→ Requirements: Reproduce each of the entries below word for word, leaving every line unchanged.

→ Supplied data:
┌────────

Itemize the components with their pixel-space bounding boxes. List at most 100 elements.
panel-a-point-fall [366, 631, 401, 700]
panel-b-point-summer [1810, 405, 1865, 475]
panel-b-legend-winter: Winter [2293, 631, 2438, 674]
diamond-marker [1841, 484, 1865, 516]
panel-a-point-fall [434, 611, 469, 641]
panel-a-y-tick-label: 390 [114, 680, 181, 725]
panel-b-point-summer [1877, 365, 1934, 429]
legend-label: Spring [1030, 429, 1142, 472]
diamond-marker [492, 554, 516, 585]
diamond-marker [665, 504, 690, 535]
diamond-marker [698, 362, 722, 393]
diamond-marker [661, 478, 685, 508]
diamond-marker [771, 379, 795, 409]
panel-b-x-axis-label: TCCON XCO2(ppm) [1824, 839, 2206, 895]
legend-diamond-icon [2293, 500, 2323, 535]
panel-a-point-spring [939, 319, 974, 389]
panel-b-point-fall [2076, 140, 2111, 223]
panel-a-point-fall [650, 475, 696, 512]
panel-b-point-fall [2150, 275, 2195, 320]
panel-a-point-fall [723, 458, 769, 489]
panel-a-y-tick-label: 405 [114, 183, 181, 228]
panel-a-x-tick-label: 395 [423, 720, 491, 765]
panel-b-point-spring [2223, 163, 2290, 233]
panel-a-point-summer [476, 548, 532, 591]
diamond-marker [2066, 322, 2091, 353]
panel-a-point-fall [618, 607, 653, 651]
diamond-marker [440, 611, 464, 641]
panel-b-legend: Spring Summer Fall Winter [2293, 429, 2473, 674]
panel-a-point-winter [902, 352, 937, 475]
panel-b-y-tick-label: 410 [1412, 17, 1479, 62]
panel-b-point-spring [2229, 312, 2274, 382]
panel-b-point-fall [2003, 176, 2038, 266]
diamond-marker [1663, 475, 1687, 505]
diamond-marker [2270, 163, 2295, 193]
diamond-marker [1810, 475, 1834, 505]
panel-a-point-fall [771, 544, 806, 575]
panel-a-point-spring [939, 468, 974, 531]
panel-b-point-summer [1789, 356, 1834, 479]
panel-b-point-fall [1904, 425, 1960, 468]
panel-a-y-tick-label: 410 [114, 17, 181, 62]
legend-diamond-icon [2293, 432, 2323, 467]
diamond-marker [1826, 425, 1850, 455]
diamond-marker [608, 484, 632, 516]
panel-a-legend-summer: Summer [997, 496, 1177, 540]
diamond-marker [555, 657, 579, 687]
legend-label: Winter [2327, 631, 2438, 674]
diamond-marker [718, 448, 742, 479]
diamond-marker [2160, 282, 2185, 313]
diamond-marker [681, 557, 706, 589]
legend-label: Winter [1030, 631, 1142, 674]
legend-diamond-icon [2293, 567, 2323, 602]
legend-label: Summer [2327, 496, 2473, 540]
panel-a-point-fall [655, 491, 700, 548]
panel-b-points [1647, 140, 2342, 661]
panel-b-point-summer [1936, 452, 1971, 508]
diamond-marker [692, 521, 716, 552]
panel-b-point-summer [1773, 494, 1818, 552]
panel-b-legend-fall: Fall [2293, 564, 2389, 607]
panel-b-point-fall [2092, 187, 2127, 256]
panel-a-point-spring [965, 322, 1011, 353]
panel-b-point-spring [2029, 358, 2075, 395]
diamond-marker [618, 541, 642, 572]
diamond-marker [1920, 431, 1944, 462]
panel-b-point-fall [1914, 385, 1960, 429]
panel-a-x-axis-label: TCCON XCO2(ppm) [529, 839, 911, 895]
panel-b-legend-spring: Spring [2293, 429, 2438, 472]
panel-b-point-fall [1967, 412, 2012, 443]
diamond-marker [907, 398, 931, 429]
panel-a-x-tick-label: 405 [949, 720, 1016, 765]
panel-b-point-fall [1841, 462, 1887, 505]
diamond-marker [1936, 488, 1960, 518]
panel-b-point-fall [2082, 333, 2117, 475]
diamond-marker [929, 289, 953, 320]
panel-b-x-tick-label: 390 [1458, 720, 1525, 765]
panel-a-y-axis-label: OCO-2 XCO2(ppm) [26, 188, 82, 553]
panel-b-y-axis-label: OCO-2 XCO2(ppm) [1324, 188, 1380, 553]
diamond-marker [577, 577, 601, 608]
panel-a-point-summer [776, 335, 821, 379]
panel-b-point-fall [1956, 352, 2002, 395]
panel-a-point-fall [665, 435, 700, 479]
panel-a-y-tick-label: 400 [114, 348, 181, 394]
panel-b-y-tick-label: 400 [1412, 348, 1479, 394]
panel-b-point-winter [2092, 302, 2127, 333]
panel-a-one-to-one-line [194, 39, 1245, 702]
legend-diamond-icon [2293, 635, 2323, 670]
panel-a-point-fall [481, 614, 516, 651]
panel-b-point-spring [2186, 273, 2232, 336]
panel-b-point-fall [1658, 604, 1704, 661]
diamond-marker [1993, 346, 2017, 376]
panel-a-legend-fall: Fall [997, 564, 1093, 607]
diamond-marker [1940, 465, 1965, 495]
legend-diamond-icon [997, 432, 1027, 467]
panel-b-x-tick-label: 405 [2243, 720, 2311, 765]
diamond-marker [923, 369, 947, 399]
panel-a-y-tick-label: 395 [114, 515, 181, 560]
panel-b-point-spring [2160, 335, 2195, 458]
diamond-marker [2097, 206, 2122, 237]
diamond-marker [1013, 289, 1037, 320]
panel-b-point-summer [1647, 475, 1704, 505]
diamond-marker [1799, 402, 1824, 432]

└────────

→ Solution for this task:
Itemize the components with their pixel-space bounding boxes. List at most 100 elements.
panel-a-point-fall [366, 631, 401, 700]
panel-b-point-summer [1810, 405, 1865, 475]
panel-b-legend-winter: Winter [2293, 631, 2438, 674]
diamond-marker [1841, 484, 1865, 516]
panel-a-point-fall [434, 611, 469, 641]
panel-a-y-tick-label: 390 [114, 680, 181, 725]
panel-b-point-summer [1877, 365, 1934, 429]
legend-label: Spring [1030, 429, 1142, 472]
diamond-marker [492, 554, 516, 585]
diamond-marker [665, 504, 690, 535]
diamond-marker [698, 362, 722, 393]
diamond-marker [661, 478, 685, 508]
diamond-marker [771, 379, 795, 409]
panel-b-x-axis-label: TCCON XCO2(ppm) [1824, 839, 2206, 895]
legend-diamond-icon [2293, 500, 2323, 535]
panel-a-point-spring [939, 319, 974, 389]
panel-b-point-fall [2076, 140, 2111, 223]
panel-a-point-fall [650, 475, 696, 512]
panel-b-point-fall [2150, 275, 2195, 320]
panel-a-point-fall [723, 458, 769, 489]
panel-a-y-tick-label: 405 [114, 183, 181, 228]
panel-a-x-tick-label: 395 [423, 720, 491, 765]
panel-b-point-spring [2223, 163, 2290, 233]
panel-a-point-summer [476, 548, 532, 591]
diamond-marker [2066, 322, 2091, 353]
panel-a-point-fall [618, 607, 653, 651]
diamond-marker [440, 611, 464, 641]
panel-b-legend: Spring Summer Fall Winter [2293, 429, 2473, 674]
panel-a-point-winter [902, 352, 937, 475]
panel-b-y-tick-label: 410 [1412, 17, 1479, 62]
panel-b-point-spring [2229, 312, 2274, 382]
panel-b-point-fall [2003, 176, 2038, 266]
diamond-marker [1663, 475, 1687, 505]
diamond-marker [2270, 163, 2295, 193]
diamond-marker [1810, 475, 1834, 505]
panel-a-point-fall [771, 544, 806, 575]
panel-a-point-spring [939, 468, 974, 531]
panel-b-point-summer [1789, 356, 1834, 479]
panel-b-point-fall [1904, 425, 1960, 468]
panel-a-y-tick-label: 410 [114, 17, 181, 62]
legend-diamond-icon [2293, 432, 2323, 467]
diamond-marker [1826, 425, 1850, 455]
diamond-marker [608, 484, 632, 516]
panel-a-legend-summer: Summer [997, 496, 1177, 540]
diamond-marker [555, 657, 579, 687]
legend-label: Winter [2327, 631, 2438, 674]
diamond-marker [718, 448, 742, 479]
diamond-marker [2160, 282, 2185, 313]
diamond-marker [681, 557, 706, 589]
legend-label: Winter [1030, 631, 1142, 674]
legend-diamond-icon [2293, 567, 2323, 602]
legend-label: Summer [2327, 496, 2473, 540]
panel-a-point-fall [655, 491, 700, 548]
panel-b-points [1647, 140, 2342, 661]
panel-b-point-summer [1936, 452, 1971, 508]
diamond-marker [692, 521, 716, 552]
panel-b-point-summer [1773, 494, 1818, 552]
panel-b-legend-fall: Fall [2293, 564, 2389, 607]
panel-b-point-fall [2092, 187, 2127, 256]
panel-a-point-spring [965, 322, 1011, 353]
panel-b-point-spring [2029, 358, 2075, 395]
diamond-marker [618, 541, 642, 572]
diamond-marker [1920, 431, 1944, 462]
panel-b-point-fall [1914, 385, 1960, 429]
panel-a-x-axis-label: TCCON XCO2(ppm) [529, 839, 911, 895]
panel-b-legend-spring: Spring [2293, 429, 2438, 472]
panel-b-point-fall [1967, 412, 2012, 443]
diamond-marker [907, 398, 931, 429]
panel-a-x-tick-label: 405 [949, 720, 1016, 765]
panel-b-point-fall [1841, 462, 1887, 505]
diamond-marker [1936, 488, 1960, 518]
panel-b-point-fall [2082, 333, 2117, 475]
diamond-marker [929, 289, 953, 320]
panel-b-x-tick-label: 390 [1458, 720, 1525, 765]
panel-a-y-axis-label: OCO-2 XCO2(ppm) [26, 188, 82, 553]
panel-b-y-axis-label: OCO-2 XCO2(ppm) [1324, 188, 1380, 553]
diamond-marker [577, 577, 601, 608]
panel-a-point-summer [776, 335, 821, 379]
panel-b-point-fall [1956, 352, 2002, 395]
panel-a-point-fall [665, 435, 700, 479]
panel-a-y-tick-label: 400 [114, 348, 181, 394]
panel-b-y-tick-label: 400 [1412, 348, 1479, 394]
panel-b-point-winter [2092, 302, 2127, 333]
panel-a-one-to-one-line [194, 39, 1245, 702]
legend-diamond-icon [2293, 635, 2323, 670]
panel-a-point-fall [481, 614, 516, 651]
panel-b-point-spring [2186, 273, 2232, 336]
panel-b-point-fall [1658, 604, 1704, 661]
diamond-marker [1993, 346, 2017, 376]
panel-a-legend-fall: Fall [997, 564, 1093, 607]
diamond-marker [1940, 465, 1965, 495]
legend-diamond-icon [997, 432, 1027, 467]
panel-b-x-tick-label: 405 [2243, 720, 2311, 765]
diamond-marker [923, 369, 947, 399]
panel-a-y-tick-label: 395 [114, 515, 181, 560]
panel-b-point-spring [2160, 335, 2195, 458]
diamond-marker [2097, 206, 2122, 237]
diamond-marker [1013, 289, 1037, 320]
panel-b-point-summer [1647, 475, 1704, 505]
diamond-marker [1799, 402, 1824, 432]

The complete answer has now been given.